**Written instruction**
Transcribe the material in full, exactly as written.

**The data**
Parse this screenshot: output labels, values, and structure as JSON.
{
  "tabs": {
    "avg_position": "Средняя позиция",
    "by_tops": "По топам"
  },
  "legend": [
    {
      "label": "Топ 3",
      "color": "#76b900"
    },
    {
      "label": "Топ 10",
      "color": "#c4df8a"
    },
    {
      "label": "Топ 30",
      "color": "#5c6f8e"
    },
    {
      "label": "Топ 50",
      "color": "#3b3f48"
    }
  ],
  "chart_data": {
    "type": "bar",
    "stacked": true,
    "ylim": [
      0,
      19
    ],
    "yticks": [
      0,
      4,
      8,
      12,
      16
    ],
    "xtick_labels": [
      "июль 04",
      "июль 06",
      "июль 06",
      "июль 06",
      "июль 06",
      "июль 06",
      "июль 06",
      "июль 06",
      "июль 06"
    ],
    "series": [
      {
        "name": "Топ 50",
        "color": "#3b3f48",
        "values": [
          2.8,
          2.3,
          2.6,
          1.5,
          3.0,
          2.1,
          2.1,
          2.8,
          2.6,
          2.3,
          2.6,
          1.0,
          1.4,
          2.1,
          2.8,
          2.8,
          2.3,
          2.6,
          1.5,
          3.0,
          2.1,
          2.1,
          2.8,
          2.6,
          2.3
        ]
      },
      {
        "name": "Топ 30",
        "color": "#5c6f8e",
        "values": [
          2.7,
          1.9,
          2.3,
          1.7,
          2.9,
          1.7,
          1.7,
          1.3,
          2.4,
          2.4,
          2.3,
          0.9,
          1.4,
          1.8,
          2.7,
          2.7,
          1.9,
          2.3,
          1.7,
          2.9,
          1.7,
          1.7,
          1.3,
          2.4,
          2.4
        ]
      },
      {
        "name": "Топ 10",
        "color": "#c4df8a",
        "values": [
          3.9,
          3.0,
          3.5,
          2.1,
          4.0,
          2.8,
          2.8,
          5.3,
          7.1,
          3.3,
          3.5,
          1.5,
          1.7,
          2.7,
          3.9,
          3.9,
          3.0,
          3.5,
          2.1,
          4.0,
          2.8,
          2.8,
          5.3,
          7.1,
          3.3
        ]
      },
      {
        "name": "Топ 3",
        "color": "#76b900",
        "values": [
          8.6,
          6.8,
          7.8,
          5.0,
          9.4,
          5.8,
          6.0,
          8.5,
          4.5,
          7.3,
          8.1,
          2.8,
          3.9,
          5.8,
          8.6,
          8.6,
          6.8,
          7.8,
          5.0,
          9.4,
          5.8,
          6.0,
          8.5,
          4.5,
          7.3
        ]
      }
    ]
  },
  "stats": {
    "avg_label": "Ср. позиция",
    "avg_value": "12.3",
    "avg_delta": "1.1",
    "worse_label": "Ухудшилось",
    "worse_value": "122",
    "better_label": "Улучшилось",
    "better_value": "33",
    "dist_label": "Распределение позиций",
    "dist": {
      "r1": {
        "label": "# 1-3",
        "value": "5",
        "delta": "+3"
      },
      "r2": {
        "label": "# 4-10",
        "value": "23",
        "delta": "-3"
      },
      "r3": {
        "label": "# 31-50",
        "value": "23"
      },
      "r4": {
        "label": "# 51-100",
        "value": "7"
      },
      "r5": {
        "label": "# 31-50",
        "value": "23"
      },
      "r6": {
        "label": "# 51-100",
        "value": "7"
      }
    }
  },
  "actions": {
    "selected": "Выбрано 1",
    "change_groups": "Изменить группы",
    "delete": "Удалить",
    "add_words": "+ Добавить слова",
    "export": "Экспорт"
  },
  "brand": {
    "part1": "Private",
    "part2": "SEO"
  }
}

**Expected output**
Parse this screenshot: output labels, values, and structure as JSON.
{
  "tabs": {
    "avg_position": "Средняя позиция",
    "by_tops": "По топам"
  },
  "legend": [
    {
      "label": "Топ 3",
      "color": "#76b900"
    },
    {
      "label": "Топ 10",
      "color": "#c4df8a"
    },
    {
      "label": "Топ 30",
      "color": "#5c6f8e"
    },
    {
      "label": "Топ 50",
      "color": "#3b3f48"
    }
  ],
  "chart_data": {
    "type": "bar",
    "stacked": true,
    "ylim": [
      0,
      19
    ],
    "yticks": [
      0,
      4,
      8,
      12,
      16
    ],
    "xtick_labels": [
      "июль 04",
      "июль 06",
      "июль 06",
      "июль 06",
      "июль 06",
      "июль 06",
      "июль 06",
      "июль 06",
      "июль 06"
    ],
    "series": [
      {
        "name": "Топ 50",
        "color": "#3b3f48",
        "values": [
          2.8,
          2.3,
          2.6,
          1.5,
          3.0,
          2.1,
          2.1,
          2.8,
          2.6,
          2.3,
          2.6,
          1.0,
          1.4,
          2.1,
          2.8,
          2.8,
          2.3,
          2.6,
          1.5,
          3.0,
          2.1,
          2.1,
          2.8,
          2.6,
          2.3
        ]
      },
      {
        "name": "Топ 30",
        "color": "#5c6f8e",
        "values": [
          2.7,
          1.9,
          2.3,
          1.7,
          2.9,
          1.7,
          1.7,
          1.3,
          2.4,
          2.4,
          2.3,
          0.9,
          1.4,
          1.8,
          2.7,
          2.7,
          1.9,
          2.3,
          1.7,
          2.9,
          1.7,
          1.7,
          1.3,
          2.4,
          2.4
        ]
      },
      {
        "name": "Топ 10",
        "color": "#c4df8a",
        "values": [
          3.9,
          3.0,
          3.5,
          2.1,
          4.0,
          2.8,
          2.8,
          5.3,
          7.1,
          3.3,
          3.5,
          1.5,
          1.7,
          2.7,
          3.9,
          3.9,
          3.0,
          3.5,
          2.1,
          4.0,
          2.8,
          2.8,
          5.3,
          7.1,
          3.3
        ]
      },
      {
        "name": "Топ 3",
        "color": "#76b900",
        "values": [
          8.6,
          6.8,
          7.8,
          5.0,
          9.4,
          5.8,
          6.0,
          8.5,
          4.5,
          7.3,
          8.1,
          2.8,
          3.9,
          5.8,
          8.6,
          8.6,
          6.8,
          7.8,
          5.0,
          9.4,
          5.8,
          6.0,
          8.5,
          4.5,
          7.3
        ]
      }
    ]
  },
  "stats": {
    "avg_label": "Ср. позиция",
    "avg_value": "12.3",
    "avg_delta": "1.1",
    "worse_label": "Ухудшилось",
    "worse_value": "122",
    "better_label": "Улучшилось",
    "better_value": "33",
    "dist_label": "Распределение позиций",
    "dist": {
      "r1": {
        "label": "# 1-3",
        "value": "5",
        "delta": "+3"
      },
      "r2": {
        "label": "# 4-10",
        "value": "23",
        "delta": "-3"
      },
      "r3": {
        "label": "# 31-50",
        "value": "23"
      },
      "r4": {
        "label": "# 51-100",
        "value": "7"
      },
      "r5": {
        "label": "# 31-50",
        "value": "23"
      },
      "r6": {
        "label": "# 51-100",
        "value": "7"
      }
    }
  },
  "actions": {
    "selected": "Выбрано 1",
    "change_groups": "Изменить группы",
    "delete": "Удалить",
    "add_words": "+ Добавить слова",
    "export": "Экспорт"
  },
  "brand": {
    "part1": "Private",
    "part2": "SEO"
  }
}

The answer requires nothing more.